* [Extracted entries]
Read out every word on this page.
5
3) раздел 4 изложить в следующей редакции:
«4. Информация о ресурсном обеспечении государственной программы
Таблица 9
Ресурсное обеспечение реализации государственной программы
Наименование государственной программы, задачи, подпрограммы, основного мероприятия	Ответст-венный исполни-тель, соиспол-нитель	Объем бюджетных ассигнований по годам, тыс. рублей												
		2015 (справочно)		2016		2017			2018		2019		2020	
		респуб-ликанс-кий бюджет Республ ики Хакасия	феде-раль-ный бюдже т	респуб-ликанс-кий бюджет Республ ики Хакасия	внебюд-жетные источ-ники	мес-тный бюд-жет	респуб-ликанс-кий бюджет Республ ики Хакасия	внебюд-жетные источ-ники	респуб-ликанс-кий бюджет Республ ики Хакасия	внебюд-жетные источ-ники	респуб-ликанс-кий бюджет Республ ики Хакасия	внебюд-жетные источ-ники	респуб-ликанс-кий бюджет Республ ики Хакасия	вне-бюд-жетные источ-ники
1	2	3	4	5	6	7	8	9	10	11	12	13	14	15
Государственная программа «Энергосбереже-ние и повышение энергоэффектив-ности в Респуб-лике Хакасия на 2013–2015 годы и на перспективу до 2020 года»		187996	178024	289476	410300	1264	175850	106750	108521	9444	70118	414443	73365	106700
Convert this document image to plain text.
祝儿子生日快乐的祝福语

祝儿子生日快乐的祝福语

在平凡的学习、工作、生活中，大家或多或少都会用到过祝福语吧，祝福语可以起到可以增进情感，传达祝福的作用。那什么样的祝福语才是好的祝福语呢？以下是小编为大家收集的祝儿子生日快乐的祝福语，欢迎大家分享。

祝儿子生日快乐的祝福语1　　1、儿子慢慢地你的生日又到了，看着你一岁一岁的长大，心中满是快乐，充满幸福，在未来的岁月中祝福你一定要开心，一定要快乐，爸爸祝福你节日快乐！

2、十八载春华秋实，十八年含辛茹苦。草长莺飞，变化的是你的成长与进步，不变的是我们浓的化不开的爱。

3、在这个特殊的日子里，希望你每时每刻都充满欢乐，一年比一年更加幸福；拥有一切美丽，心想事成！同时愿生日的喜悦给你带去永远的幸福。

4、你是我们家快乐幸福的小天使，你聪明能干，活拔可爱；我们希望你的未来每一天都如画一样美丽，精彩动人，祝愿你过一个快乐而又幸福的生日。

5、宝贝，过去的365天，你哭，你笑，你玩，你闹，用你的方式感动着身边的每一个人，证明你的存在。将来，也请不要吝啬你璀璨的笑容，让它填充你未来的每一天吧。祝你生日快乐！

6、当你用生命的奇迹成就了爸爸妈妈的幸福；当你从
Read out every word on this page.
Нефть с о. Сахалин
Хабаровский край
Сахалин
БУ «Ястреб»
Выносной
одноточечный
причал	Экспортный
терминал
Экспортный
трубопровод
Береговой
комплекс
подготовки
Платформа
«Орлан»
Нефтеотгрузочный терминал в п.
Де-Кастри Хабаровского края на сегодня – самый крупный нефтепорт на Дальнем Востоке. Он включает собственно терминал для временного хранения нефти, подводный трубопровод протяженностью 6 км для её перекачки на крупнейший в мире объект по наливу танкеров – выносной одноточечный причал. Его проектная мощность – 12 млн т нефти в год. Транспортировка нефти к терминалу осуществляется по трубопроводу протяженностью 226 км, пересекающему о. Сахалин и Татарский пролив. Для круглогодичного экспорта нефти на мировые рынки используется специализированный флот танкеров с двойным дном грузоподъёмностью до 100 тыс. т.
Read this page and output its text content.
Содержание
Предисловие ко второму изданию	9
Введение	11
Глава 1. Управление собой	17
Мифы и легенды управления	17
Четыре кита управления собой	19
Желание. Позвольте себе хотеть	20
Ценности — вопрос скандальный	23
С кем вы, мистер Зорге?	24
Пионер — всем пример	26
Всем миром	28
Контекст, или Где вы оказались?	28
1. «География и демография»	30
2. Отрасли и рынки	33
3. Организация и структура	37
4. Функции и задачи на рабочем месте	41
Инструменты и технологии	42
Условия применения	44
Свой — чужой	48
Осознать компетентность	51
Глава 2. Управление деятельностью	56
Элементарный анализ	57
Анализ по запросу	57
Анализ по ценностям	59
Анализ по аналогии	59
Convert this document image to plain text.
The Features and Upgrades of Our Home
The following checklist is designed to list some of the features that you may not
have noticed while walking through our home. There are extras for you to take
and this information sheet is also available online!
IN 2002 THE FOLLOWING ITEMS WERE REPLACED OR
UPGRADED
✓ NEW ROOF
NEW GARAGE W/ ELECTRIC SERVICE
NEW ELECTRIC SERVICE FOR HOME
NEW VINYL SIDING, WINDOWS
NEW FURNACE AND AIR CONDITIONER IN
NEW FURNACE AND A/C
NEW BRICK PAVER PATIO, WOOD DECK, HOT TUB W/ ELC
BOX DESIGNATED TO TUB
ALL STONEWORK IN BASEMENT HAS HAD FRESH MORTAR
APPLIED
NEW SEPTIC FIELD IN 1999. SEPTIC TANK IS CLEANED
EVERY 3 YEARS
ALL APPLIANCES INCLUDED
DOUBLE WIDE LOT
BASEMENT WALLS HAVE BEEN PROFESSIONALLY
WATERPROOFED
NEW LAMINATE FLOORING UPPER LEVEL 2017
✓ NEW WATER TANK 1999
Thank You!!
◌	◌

* [Written task] Exactly reproduce every record.

* [The result]
Read out every word on this page.
5
3) раздел 4 изложить в следующей редакции:
«4. Информация о ресурсном обеспечении государственной программы
Таблица 9
Ресурсное обеспечение реализации государственной программы
Наименование государственной программы, задачи, подпрограммы, основного мероприятия	Ответст-венный исполни-тель, соиспол-нитель	Объем бюджетных ассигнований по годам, тыс. рублей												
		2015 (справочно)		2016		2017			2018		2019		2020	
		респуб-ликанс-кий бюджет Республ ики Хакасия	феде-раль-ный бюдже т	респуб-ликанс-кий бюджет Республ ики Хакасия	внебюд-жетные источ-ники	мес-тный бюд-жет	респуб-ликанс-кий бюджет Республ ики Хакасия	внебюд-жетные источ-ники	респуб-ликанс-кий бюджет Республ ики Хакасия	внебюд-жетные источ-ники	респуб-ликанс-кий бюджет Республ ики Хакасия	внебюд-жетные источ-ники	респуб-ликанс-кий бюджет Республ ики Хакасия	вне-бюд-жетные источ-ники
1	2	3	4	5	6	7	8	9	10	11	12	13	14	15
Государственная программа «Энергосбереже-ние и повышение энергоэффектив-ности в Респуб-лике Хакасия на 2013–2015 годы и на перспективу до 2020 года»		187996	178024	289476	410300	1264	175850	106750	108521	9444	70118	414443	73365	106700
Convert this document image to plain text.
祝儿子生日快乐的祝福语

祝儿子生日快乐的祝福语

在平凡的学习、工作、生活中，大家或多或少都会用到过祝福语吧，祝福语可以起到可以增进情感，传达祝福的作用。那什么样的祝福语才是好的祝福语呢？以下是小编为大家收集的祝儿子生日快乐的祝福语，欢迎大家分享。

祝儿子生日快乐的祝福语1　　1、儿子慢慢地你的生日又到了，看着你一岁一岁的长大，心中满是快乐，充满幸福，在未来的岁月中祝福你一定要开心，一定要快乐，爸爸祝福你节日快乐！

2、十八载春华秋实，十八年含辛茹苦。草长莺飞，变化的是你的成长与进步，不变的是我们浓的化不开的爱。

3、在这个特殊的日子里，希望你每时每刻都充满欢乐，一年比一年更加幸福；拥有一切美丽，心想事成！同时愿生日的喜悦给你带去永远的幸福。

4、你是我们家快乐幸福的小天使，你聪明能干，活拔可爱；我们希望你的未来每一天都如画一样美丽，精彩动人，祝愿你过一个快乐而又幸福的生日。

5、宝贝，过去的365天，你哭，你笑，你玩，你闹，用你的方式感动着身边的每一个人，证明你的存在。将来，也请不要吝啬你璀璨的笑容，让它填充你未来的每一天吧。祝你生日快乐！

6、当你用生命的奇迹成就了爸爸妈妈的幸福；当你从
Read out every word on this page.
Нефть с о. Сахалин
Хабаровский край
Сахалин
БУ «Ястреб»
Выносной
одноточечный
причал	Экспортный
терминал
Экспортный
трубопровод
Береговой
комплекс
подготовки
Платформа
«Орлан»
Нефтеотгрузочный терминал в п.
Де-Кастри Хабаровского края на сегодня – самый крупный нефтепорт на Дальнем Востоке. Он включает собственно терминал для временного хранения нефти, подводный трубопровод протяженностью 6 км для её перекачки на крупнейший в мире объект по наливу танкеров – выносной одноточечный причал. Его проектная мощность – 12 млн т нефти в год. Транспортировка нефти к терминалу осуществляется по трубопроводу протяженностью 226 км, пересекающему о. Сахалин и Татарский пролив. Для круглогодичного экспорта нефти на мировые рынки используется специализированный флот танкеров с двойным дном грузоподъёмностью до 100 тыс. т.
Read this page and output its text content.
Содержание
Предисловие ко второму изданию	9
Введение	11
Глава 1. Управление собой	17
Мифы и легенды управления	17
Четыре кита управления собой	19
Желание. Позвольте себе хотеть	20
Ценности — вопрос скандальный	23
С кем вы, мистер Зорге?	24
Пионер — всем пример	26
Всем миром	28
Контекст, или Где вы оказались?	28
1. «География и демография»	30
2. Отрасли и рынки	33
3. Организация и структура	37
4. Функции и задачи на рабочем месте	41
Инструменты и технологии	42
Условия применения	44
Свой — чужой	48
Осознать компетентность	51
Глава 2. Управление деятельностью	56
Элементарный анализ	57
Анализ по запросу	57
Анализ по ценностям	59
Анализ по аналогии	59
Convert this document image to plain text.
The Features and Upgrades of Our Home
The following checklist is designed to list some of the features that you may not
have noticed while walking through our home. There are extras for you to take
and this information sheet is also available online!
IN 2002 THE FOLLOWING ITEMS WERE REPLACED OR
UPGRADED
✓ NEW ROOF
NEW GARAGE W/ ELECTRIC SERVICE
NEW ELECTRIC SERVICE FOR HOME
NEW VINYL SIDING, WINDOWS
NEW FURNACE AND AIR CONDITIONER IN
NEW FURNACE AND A/C
NEW BRICK PAVER PATIO, WOOD DECK, HOT TUB W/ ELC
BOX DESIGNATED TO TUB
ALL STONEWORK IN BASEMENT HAS HAD FRESH MORTAR
APPLIED
NEW SEPTIC FIELD IN 1999. SEPTIC TANK IS CLEANED
EVERY 3 YEARS
ALL APPLIANCES INCLUDED
DOUBLE WIDE LOT
BASEMENT WALLS HAVE BEEN PROFESSIONALLY
WATERPROOFED
NEW LAMINATE FLOORING UPPER LEVEL 2017
✓ NEW WATER TANK 1999
Thank You!!
◌	◌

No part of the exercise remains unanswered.